# [Data listing]

○ ○ ○ ○ ○ ○ ○

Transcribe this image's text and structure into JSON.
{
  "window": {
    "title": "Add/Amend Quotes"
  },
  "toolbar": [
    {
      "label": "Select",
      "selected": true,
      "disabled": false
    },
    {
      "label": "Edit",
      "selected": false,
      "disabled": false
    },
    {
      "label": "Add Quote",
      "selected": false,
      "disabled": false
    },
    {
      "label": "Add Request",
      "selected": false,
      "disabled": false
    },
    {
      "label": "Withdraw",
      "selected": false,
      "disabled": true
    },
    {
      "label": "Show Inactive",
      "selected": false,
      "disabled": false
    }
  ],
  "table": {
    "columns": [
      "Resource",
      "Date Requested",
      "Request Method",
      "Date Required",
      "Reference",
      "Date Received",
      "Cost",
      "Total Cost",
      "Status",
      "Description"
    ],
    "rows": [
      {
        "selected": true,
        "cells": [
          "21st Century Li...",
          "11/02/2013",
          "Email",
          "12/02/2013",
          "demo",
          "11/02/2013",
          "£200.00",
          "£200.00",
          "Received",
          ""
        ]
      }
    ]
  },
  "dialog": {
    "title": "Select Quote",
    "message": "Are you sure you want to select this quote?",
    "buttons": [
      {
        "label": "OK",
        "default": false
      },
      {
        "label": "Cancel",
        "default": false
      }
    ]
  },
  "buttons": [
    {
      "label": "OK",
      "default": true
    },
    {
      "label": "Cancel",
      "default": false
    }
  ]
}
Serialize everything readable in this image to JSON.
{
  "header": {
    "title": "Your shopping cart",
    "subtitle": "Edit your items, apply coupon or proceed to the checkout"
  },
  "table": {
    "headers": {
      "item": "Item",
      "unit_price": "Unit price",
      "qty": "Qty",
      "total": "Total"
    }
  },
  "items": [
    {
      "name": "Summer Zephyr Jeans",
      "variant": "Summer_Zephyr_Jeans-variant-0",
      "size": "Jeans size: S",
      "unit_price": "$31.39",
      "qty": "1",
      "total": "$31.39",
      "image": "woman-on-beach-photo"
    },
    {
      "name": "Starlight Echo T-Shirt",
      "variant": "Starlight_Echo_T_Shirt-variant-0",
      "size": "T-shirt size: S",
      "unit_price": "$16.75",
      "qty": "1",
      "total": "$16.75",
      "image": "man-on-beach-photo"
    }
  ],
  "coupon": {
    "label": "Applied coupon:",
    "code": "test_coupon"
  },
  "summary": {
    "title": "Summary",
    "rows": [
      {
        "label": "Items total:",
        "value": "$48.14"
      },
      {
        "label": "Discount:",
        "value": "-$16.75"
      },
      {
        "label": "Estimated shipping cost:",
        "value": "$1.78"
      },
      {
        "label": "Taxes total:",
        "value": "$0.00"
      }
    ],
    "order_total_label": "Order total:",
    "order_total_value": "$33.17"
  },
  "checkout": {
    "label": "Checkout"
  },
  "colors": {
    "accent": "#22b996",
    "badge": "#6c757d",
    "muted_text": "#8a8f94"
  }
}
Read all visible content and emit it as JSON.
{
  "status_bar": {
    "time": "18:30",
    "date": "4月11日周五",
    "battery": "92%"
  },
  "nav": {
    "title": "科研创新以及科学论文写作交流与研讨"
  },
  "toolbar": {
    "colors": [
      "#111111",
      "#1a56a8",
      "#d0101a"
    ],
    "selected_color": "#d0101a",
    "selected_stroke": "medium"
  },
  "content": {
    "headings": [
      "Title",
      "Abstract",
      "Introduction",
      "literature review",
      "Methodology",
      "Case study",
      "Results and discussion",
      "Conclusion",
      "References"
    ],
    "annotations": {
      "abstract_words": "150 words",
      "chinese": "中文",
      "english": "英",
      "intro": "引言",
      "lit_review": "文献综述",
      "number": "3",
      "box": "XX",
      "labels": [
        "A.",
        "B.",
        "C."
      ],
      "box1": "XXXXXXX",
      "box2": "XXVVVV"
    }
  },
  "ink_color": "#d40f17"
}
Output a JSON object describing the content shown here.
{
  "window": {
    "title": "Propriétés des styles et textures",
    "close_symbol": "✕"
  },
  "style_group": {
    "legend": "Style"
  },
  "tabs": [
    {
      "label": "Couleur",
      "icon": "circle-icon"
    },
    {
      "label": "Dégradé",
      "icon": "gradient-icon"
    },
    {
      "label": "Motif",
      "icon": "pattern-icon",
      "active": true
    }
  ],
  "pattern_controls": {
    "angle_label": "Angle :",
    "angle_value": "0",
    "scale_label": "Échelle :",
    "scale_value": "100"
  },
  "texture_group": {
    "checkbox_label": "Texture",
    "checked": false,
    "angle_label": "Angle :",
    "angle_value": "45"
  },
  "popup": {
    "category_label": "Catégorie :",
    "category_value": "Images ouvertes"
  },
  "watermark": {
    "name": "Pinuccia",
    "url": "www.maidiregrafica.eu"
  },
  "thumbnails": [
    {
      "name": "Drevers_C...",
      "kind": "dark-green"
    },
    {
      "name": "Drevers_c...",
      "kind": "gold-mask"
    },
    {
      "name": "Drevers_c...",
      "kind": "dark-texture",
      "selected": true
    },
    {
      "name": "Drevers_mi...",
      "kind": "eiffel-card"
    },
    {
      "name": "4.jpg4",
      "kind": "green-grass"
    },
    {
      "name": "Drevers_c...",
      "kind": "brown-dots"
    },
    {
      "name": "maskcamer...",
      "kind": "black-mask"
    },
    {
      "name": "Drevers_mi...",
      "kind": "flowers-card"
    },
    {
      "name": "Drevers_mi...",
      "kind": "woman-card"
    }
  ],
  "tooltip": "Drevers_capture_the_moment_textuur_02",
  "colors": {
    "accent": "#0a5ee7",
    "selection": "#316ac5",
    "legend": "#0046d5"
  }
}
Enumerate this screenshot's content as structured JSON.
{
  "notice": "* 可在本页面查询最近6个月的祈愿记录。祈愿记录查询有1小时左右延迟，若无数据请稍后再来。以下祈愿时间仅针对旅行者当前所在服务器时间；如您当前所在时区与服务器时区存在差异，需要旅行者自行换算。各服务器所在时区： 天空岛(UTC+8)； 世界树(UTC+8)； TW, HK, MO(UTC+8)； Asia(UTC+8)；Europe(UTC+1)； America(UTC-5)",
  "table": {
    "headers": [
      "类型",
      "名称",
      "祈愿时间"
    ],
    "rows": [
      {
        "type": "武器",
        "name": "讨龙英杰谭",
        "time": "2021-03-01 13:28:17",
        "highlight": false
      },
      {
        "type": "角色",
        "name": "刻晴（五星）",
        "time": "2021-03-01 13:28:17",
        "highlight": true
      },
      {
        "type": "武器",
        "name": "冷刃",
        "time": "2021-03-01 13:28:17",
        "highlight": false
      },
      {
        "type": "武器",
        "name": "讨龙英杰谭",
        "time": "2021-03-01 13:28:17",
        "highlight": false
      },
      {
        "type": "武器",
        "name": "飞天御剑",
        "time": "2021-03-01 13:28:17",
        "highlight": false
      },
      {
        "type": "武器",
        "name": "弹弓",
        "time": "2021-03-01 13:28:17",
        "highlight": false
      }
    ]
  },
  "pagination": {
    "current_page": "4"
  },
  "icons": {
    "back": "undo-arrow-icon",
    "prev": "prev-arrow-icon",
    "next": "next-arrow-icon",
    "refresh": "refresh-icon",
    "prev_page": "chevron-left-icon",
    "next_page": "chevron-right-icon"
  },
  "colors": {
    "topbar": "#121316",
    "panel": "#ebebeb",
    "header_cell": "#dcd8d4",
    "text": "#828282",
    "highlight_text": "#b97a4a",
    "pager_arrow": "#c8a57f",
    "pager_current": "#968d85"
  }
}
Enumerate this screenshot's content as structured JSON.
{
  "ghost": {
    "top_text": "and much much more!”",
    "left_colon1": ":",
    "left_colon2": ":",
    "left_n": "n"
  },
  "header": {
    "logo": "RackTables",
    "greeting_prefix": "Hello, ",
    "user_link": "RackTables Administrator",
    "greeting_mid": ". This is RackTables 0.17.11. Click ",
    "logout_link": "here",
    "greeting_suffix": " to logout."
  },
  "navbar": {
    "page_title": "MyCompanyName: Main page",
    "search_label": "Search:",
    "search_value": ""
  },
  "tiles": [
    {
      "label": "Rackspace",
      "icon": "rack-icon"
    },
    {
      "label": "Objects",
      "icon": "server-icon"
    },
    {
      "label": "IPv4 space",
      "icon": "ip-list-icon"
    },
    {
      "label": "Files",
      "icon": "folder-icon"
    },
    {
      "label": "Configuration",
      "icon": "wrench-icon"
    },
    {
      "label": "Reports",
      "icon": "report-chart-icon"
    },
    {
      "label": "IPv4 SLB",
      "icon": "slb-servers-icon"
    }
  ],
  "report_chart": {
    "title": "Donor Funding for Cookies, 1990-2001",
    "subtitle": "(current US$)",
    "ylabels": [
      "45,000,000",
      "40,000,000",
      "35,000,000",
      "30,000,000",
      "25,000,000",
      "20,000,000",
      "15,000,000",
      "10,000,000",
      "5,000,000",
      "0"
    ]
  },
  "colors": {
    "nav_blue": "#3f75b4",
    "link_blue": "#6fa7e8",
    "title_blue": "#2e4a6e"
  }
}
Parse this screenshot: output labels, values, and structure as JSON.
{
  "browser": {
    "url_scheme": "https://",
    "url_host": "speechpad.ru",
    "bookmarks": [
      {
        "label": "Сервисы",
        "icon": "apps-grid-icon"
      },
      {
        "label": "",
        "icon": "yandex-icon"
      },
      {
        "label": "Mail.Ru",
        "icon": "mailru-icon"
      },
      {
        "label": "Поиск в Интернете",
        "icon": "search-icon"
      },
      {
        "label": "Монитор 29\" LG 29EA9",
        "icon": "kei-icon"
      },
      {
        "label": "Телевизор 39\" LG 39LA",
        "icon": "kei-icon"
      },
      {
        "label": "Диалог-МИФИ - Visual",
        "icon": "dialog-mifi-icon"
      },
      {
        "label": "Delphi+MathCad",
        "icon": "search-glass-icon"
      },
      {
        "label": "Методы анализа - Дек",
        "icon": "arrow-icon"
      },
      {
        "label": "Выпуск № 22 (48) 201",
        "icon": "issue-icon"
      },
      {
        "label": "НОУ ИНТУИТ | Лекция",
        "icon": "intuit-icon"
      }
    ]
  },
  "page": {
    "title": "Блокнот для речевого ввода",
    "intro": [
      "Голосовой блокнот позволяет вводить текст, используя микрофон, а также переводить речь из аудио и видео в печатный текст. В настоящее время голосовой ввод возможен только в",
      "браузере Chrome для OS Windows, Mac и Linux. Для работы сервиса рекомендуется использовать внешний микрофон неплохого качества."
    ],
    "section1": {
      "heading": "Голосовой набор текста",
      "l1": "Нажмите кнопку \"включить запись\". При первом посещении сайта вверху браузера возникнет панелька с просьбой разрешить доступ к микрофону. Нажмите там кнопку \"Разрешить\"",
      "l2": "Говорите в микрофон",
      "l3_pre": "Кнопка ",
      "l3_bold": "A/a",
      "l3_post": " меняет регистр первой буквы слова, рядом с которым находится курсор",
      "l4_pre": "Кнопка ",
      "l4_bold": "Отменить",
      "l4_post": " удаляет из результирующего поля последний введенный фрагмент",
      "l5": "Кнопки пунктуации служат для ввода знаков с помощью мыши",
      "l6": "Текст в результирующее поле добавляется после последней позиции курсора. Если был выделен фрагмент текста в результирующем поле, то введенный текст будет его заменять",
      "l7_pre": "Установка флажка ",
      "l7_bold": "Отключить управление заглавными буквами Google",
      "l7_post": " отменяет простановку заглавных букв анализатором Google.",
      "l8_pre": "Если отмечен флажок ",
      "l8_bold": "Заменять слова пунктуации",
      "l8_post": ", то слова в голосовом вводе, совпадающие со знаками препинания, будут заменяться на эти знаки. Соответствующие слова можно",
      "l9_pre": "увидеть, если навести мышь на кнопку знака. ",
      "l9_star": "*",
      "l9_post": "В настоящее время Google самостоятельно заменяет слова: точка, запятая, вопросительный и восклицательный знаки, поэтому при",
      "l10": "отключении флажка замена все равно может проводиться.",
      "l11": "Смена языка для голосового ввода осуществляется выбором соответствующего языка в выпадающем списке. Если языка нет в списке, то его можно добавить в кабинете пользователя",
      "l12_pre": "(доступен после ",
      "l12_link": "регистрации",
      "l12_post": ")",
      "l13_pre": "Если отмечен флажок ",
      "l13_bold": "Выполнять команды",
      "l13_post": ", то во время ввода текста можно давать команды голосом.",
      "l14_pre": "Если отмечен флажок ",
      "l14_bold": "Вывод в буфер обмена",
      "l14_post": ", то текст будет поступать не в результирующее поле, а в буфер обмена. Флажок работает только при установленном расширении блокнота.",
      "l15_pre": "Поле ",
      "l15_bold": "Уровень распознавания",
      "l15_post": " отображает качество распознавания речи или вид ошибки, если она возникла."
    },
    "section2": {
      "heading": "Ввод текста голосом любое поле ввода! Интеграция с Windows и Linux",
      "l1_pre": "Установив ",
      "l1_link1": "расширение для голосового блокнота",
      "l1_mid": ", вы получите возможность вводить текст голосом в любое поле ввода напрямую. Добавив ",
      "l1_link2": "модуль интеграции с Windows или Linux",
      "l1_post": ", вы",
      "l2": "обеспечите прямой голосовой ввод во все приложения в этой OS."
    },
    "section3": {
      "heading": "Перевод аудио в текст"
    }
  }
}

○ ○ ○ ○ ○ ○ ○

# [Brief]
Scan the lines for the string "команды". Pick out every line that has it.

# [Written response]
      "l13_bold": "Выполнять команды",
      "l13_post": ", то во время ввода текста можно давать команды голосом.",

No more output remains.